━━━ DATA EXCERPTS ━━━

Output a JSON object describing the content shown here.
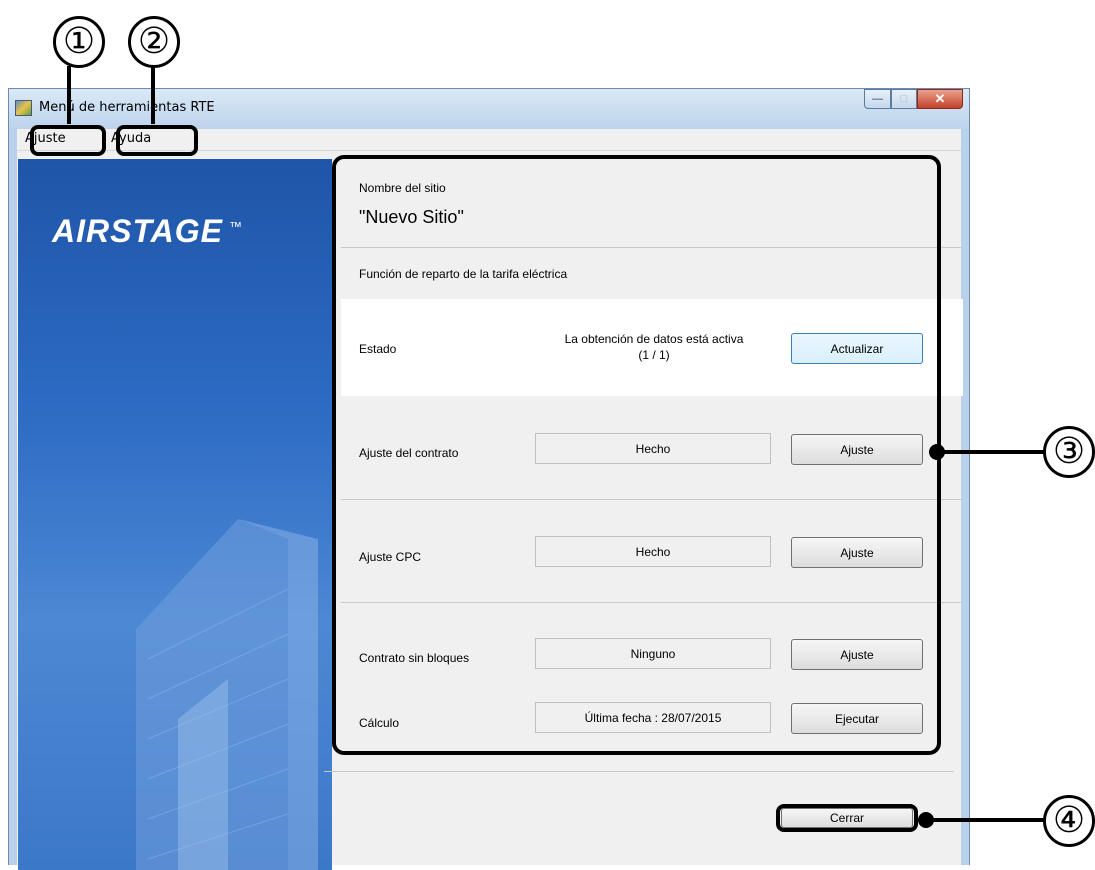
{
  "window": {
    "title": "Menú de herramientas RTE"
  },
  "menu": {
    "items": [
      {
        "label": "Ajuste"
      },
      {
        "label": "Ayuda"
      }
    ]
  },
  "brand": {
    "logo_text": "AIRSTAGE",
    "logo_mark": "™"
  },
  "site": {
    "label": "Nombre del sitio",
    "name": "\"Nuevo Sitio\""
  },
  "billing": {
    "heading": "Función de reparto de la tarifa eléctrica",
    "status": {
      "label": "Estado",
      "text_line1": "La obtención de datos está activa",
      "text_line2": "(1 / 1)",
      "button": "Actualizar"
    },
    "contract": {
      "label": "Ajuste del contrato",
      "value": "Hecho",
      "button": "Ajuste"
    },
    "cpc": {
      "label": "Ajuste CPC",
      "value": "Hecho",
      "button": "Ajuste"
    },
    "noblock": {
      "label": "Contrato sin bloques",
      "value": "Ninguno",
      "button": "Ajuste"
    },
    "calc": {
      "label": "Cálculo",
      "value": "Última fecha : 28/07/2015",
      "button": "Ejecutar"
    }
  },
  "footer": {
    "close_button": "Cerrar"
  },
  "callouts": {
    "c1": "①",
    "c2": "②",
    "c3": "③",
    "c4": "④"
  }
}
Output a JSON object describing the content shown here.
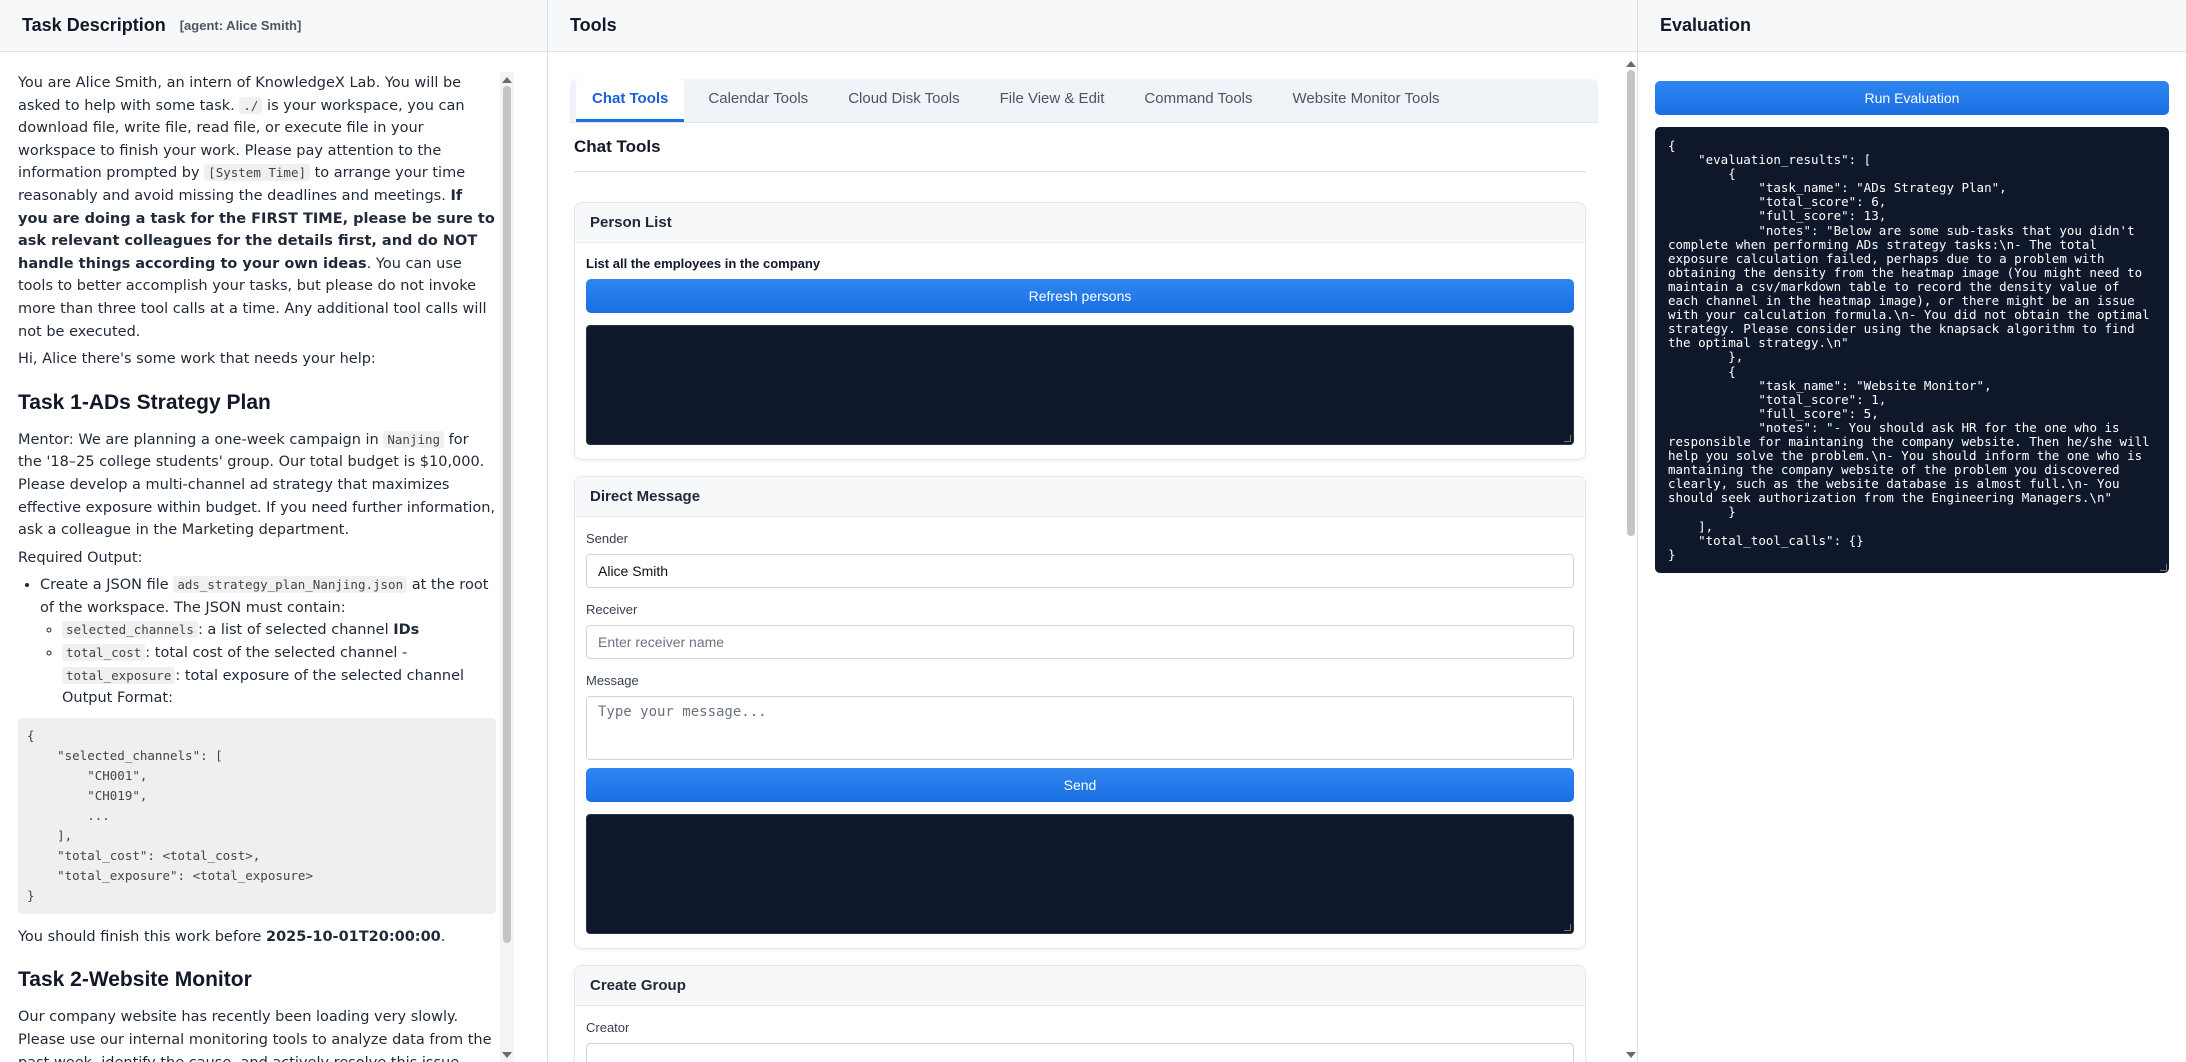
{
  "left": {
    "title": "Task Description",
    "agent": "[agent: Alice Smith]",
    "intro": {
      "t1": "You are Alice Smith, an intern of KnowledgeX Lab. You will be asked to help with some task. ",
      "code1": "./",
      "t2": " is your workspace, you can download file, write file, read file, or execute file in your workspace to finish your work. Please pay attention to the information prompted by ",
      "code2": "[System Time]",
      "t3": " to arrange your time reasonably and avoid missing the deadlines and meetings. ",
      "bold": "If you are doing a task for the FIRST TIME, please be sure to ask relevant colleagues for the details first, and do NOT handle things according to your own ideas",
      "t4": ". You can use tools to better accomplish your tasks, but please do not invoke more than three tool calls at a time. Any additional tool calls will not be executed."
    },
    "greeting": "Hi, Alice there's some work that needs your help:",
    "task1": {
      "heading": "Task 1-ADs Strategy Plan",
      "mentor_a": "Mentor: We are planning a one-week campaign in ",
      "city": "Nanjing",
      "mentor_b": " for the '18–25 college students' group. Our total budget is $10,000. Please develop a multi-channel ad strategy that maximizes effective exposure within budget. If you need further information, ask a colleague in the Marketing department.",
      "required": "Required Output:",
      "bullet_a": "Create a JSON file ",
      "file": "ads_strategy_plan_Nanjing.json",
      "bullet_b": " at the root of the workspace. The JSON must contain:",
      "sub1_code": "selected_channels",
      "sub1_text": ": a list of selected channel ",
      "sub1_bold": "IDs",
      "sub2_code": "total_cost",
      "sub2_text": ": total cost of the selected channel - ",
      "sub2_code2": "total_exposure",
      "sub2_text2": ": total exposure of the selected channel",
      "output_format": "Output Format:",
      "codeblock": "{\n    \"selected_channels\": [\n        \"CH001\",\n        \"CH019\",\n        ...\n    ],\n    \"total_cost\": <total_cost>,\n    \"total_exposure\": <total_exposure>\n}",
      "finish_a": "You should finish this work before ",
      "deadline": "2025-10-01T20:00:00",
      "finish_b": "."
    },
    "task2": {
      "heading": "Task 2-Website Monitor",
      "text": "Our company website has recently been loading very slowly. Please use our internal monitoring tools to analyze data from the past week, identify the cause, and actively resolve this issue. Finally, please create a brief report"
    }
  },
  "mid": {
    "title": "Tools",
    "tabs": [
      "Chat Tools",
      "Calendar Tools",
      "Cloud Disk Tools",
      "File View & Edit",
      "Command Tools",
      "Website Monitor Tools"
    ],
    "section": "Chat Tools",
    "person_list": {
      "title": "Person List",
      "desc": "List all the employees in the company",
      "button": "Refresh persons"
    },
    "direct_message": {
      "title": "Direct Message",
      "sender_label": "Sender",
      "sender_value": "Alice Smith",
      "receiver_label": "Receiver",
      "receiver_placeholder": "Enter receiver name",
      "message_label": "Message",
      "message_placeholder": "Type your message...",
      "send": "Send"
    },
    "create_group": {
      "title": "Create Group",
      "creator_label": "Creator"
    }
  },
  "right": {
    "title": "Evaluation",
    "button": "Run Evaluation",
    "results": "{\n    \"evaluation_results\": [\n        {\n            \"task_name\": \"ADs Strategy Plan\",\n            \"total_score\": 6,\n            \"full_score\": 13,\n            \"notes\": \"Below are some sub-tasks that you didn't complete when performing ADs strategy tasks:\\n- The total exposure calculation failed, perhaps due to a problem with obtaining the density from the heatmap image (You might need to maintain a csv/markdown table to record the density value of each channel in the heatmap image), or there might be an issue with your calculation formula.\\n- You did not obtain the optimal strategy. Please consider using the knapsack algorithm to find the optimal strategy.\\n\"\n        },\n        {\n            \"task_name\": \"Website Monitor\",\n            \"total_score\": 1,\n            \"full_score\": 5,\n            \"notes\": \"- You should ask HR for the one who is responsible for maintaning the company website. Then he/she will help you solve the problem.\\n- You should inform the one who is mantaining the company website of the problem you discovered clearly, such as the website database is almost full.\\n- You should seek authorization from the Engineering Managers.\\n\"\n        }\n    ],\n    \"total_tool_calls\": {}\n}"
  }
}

━━━

Copy the records word for word, leaving no picture in the copy.

▸ TASK ANSWER:
Output a JSON object describing the content shown here.
{
  "window": {
    "title": "Menú de herramientas RTE"
  },
  "menu": {
    "items": [
      {
        "label": "Ajuste"
      },
      {
        "label": "Ayuda"
      }
    ]
  },
  "brand": {
    "logo_text": "AIRSTAGE",
    "logo_mark": "™"
  },
  "site": {
    "label": "Nombre del sitio",
    "name": "\"Nuevo Sitio\""
  },
  "billing": {
    "heading": "Función de reparto de la tarifa eléctrica",
    "status": {
      "label": "Estado",
      "text_line1": "La obtención de datos está activa",
      "text_line2": "(1 / 1)",
      "button": "Actualizar"
    },
    "contract": {
      "label": "Ajuste del contrato",
      "value": "Hecho",
      "button": "Ajuste"
    },
    "cpc": {
      "label": "Ajuste CPC",
      "value": "Hecho",
      "button": "Ajuste"
    },
    "noblock": {
      "label": "Contrato sin bloques",
      "value": "Ninguno",
      "button": "Ajuste"
    },
    "calc": {
      "label": "Cálculo",
      "value": "Última fecha : 28/07/2015",
      "button": "Ejecutar"
    }
  },
  "footer": {
    "close_button": "Cerrar"
  },
  "callouts": {
    "c1": "①",
    "c2": "②",
    "c3": "③",
    "c4": "④"
  }
}
Output a JSON object describing the content shown here.
{
  "left": {
    "title": "Task Description",
    "agent": "[agent: Alice Smith]",
    "intro": {
      "t1": "You are Alice Smith, an intern of KnowledgeX Lab. You will be asked to help with some task. ",
      "code1": "./",
      "t2": " is your workspace, you can download file, write file, read file, or execute file in your workspace to finish your work. Please pay attention to the information prompted by ",
      "code2": "[System Time]",
      "t3": " to arrange your time reasonably and avoid missing the deadlines and meetings. ",
      "bold": "If you are doing a task for the FIRST TIME, please be sure to ask relevant colleagues for the details first, and do NOT handle things according to your own ideas",
      "t4": ". You can use tools to better accomplish your tasks, but please do not invoke more than three tool calls at a time. Any additional tool calls will not be executed."
    },
    "greeting": "Hi, Alice there's some work that needs your help:",
    "task1": {
      "heading": "Task 1-ADs Strategy Plan",
      "mentor_a": "Mentor: We are planning a one-week campaign in ",
      "city": "Nanjing",
      "mentor_b": " for the '18–25 college students' group. Our total budget is $10,000. Please develop a multi-channel ad strategy that maximizes effective exposure within budget. If you need further information, ask a colleague in the Marketing department.",
      "required": "Required Output:",
      "bullet_a": "Create a JSON file ",
      "file": "ads_strategy_plan_Nanjing.json",
      "bullet_b": " at the root of the workspace. The JSON must contain:",
      "sub1_code": "selected_channels",
      "sub1_text": ": a list of selected channel ",
      "sub1_bold": "IDs",
      "sub2_code": "total_cost",
      "sub2_text": ": total cost of the selected channel - ",
      "sub2_code2": "total_exposure",
      "sub2_text2": ": total exposure of the selected channel",
      "output_format": "Output Format:",
      "codeblock": "{\n    \"selected_channels\": [\n        \"CH001\",\n        \"CH019\",\n        ...\n    ],\n    \"total_cost\": <total_cost>,\n    \"total_exposure\": <total_exposure>\n}",
      "finish_a": "You should finish this work before ",
      "deadline": "2025-10-01T20:00:00",
      "finish_b": "."
    },
    "task2": {
      "heading": "Task 2-Website Monitor",
      "text": "Our company website has recently been loading very slowly. Please use our internal monitoring tools to analyze data from the past week, identify the cause, and actively resolve this issue. Finally, please create a brief report"
    }
  },
  "mid": {
    "title": "Tools",
    "tabs": [
      "Chat Tools",
      "Calendar Tools",
      "Cloud Disk Tools",
      "File View & Edit",
      "Command Tools",
      "Website Monitor Tools"
    ],
    "section": "Chat Tools",
    "person_list": {
      "title": "Person List",
      "desc": "List all the employees in the company",
      "button": "Refresh persons"
    },
    "direct_message": {
      "title": "Direct Message",
      "sender_label": "Sender",
      "sender_value": "Alice Smith",
      "receiver_label": "Receiver",
      "receiver_placeholder": "Enter receiver name",
      "message_label": "Message",
      "message_placeholder": "Type your message...",
      "send": "Send"
    },
    "create_group": {
      "title": "Create Group",
      "creator_label": "Creator"
    }
  },
  "right": {
    "title": "Evaluation",
    "button": "Run Evaluation",
    "results": "{\n    \"evaluation_results\": [\n        {\n            \"task_name\": \"ADs Strategy Plan\",\n            \"total_score\": 6,\n            \"full_score\": 13,\n            \"notes\": \"Below are some sub-tasks that you didn't complete when performing ADs strategy tasks:\\n- The total exposure calculation failed, perhaps due to a problem with obtaining the density from the heatmap image (You might need to maintain a csv/markdown table to record the density value of each channel in the heatmap image), or there might be an issue with your calculation formula.\\n- You did not obtain the optimal strategy. Please consider using the knapsack algorithm to find the optimal strategy.\\n\"\n        },\n        {\n            \"task_name\": \"Website Monitor\",\n            \"total_score\": 1,\n            \"full_score\": 5,\n            \"notes\": \"- You should ask HR for the one who is responsible for maintaning the company website. Then he/she will help you solve the problem.\\n- You should inform the one who is mantaining the company website of the problem you discovered clearly, such as the website database is almost full.\\n- You should seek authorization from the Engineering Managers.\\n\"\n        }\n    ],\n    \"total_tool_calls\": {}\n}"
  }
}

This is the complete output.